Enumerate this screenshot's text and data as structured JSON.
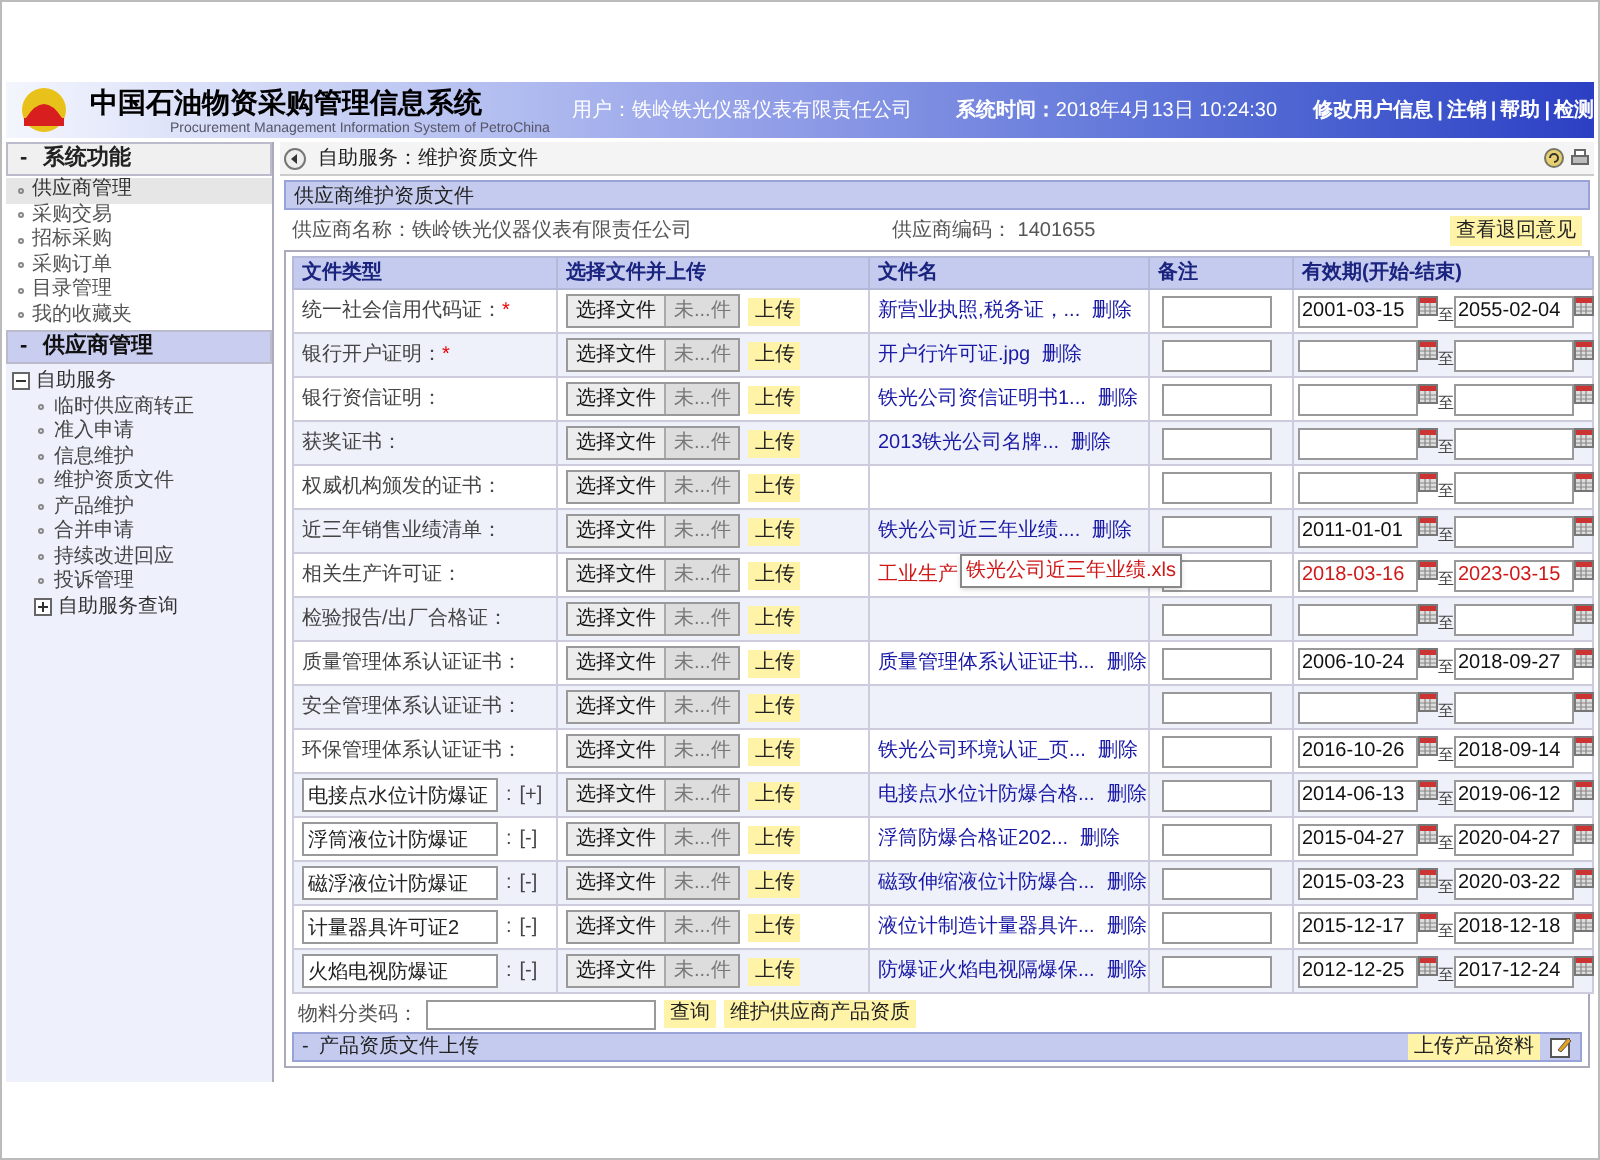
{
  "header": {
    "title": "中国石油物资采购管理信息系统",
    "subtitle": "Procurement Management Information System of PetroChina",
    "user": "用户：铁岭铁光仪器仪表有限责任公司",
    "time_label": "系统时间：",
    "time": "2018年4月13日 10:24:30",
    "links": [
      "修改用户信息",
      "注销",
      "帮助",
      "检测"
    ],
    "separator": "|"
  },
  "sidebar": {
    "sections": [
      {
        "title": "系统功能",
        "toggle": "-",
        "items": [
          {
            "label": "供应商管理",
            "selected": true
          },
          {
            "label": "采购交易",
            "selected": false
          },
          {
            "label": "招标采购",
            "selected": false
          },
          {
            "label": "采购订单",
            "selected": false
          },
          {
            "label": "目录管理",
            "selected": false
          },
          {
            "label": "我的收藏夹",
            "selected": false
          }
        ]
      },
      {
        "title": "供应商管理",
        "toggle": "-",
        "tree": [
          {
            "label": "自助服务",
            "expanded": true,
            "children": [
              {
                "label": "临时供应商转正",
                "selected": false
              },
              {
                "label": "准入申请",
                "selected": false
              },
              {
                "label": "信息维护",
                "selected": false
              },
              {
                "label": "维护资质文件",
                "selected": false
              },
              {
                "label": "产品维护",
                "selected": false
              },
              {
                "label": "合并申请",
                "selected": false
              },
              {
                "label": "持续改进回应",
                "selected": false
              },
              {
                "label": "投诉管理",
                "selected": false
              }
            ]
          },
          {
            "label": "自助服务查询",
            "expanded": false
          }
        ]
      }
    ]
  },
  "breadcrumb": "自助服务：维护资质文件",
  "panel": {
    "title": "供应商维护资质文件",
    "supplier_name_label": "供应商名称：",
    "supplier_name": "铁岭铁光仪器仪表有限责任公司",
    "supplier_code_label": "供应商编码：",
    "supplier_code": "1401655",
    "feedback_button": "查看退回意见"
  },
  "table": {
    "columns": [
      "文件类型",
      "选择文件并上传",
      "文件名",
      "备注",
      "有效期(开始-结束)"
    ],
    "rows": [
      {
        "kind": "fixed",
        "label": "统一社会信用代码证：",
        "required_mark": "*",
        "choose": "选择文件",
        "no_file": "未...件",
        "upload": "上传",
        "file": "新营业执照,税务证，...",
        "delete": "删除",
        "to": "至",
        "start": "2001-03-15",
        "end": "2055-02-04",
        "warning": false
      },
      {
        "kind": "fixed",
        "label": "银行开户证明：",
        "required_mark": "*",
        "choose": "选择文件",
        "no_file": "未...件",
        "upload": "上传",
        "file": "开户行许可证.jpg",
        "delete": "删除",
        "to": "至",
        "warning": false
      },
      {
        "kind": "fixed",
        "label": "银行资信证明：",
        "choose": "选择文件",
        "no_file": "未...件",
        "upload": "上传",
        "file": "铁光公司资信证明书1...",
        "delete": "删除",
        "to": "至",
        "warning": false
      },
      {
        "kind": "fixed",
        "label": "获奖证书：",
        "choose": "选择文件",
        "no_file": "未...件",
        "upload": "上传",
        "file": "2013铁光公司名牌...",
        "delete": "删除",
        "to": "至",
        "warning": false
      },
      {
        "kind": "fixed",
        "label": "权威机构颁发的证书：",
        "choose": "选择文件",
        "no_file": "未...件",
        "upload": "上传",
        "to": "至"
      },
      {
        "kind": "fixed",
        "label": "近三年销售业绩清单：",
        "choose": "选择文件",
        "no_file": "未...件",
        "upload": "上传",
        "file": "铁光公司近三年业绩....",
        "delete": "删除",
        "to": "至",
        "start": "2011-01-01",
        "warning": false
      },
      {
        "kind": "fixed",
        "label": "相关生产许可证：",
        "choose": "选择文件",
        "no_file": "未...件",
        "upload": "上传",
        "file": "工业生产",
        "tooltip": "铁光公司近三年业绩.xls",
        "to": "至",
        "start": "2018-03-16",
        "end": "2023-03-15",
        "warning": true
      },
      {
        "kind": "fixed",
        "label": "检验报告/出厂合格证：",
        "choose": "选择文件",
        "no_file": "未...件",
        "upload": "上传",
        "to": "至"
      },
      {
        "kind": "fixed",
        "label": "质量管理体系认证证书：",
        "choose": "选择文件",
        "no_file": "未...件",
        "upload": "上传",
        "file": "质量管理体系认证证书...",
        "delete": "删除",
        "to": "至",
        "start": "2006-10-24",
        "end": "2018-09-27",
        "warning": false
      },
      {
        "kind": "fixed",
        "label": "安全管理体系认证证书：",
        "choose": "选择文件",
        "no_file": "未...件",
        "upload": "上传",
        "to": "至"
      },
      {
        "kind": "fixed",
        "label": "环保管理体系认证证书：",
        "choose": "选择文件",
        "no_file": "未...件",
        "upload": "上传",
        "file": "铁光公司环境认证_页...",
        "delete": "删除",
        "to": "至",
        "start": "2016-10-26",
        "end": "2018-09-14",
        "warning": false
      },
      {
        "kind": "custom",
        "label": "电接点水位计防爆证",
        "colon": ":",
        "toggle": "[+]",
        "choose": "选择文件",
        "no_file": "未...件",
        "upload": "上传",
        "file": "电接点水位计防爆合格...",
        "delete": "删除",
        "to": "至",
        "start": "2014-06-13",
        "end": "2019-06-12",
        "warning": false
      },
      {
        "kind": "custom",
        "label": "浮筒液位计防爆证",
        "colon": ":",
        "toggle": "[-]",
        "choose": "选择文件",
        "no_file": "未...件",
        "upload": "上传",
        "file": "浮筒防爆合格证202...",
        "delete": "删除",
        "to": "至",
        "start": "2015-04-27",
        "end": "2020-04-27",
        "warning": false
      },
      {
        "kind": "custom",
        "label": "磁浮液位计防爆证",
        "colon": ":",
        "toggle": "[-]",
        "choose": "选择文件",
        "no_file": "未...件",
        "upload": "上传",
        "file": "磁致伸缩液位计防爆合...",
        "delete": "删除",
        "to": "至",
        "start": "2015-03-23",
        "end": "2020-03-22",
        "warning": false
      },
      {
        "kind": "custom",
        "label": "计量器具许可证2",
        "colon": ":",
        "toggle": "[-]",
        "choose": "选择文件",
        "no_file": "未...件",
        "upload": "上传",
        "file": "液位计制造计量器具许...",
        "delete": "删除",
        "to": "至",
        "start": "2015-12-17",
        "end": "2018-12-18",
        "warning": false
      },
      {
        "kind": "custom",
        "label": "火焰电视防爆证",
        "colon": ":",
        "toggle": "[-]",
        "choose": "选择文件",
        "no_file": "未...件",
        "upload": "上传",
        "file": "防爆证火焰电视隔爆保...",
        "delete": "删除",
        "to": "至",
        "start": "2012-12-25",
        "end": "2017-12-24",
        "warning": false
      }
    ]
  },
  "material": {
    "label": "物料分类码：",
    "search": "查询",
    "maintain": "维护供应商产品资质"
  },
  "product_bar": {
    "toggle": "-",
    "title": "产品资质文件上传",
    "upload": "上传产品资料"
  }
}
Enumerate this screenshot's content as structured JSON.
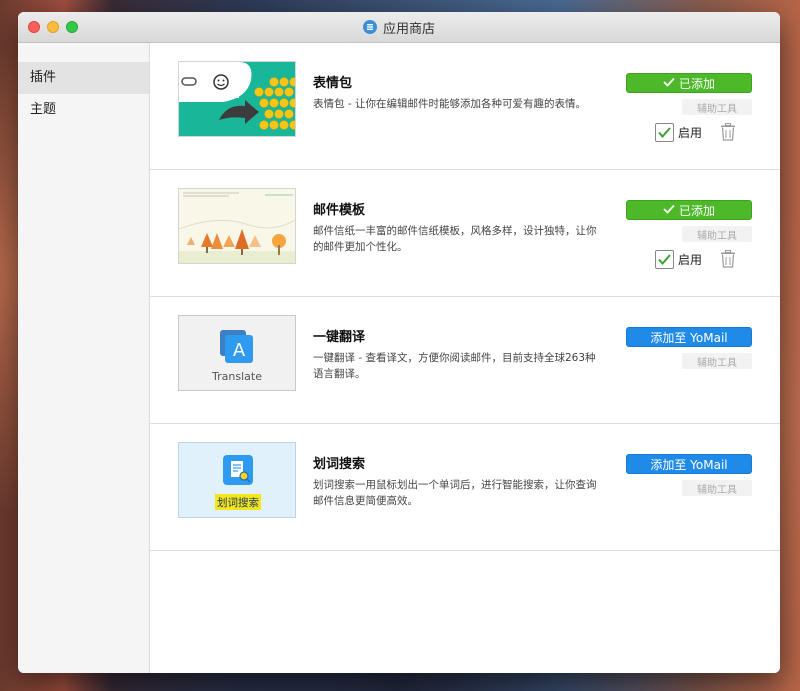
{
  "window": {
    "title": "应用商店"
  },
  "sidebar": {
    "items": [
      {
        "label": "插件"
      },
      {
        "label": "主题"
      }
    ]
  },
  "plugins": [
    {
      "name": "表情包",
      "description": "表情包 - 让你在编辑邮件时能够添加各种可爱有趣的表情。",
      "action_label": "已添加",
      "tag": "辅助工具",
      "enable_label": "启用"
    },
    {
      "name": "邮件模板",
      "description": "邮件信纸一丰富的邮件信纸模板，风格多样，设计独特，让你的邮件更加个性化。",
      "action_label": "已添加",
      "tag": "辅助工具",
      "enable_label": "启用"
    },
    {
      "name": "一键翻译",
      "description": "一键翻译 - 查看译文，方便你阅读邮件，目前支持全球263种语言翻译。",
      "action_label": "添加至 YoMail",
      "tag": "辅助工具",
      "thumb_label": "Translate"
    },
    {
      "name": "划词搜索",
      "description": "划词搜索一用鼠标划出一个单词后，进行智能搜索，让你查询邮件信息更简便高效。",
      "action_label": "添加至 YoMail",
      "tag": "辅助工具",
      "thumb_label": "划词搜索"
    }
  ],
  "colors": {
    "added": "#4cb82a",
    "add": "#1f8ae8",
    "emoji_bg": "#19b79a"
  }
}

__Goal__. Give only the number of lines in the listing above that include the string "Enumerate".

__Final result__. 2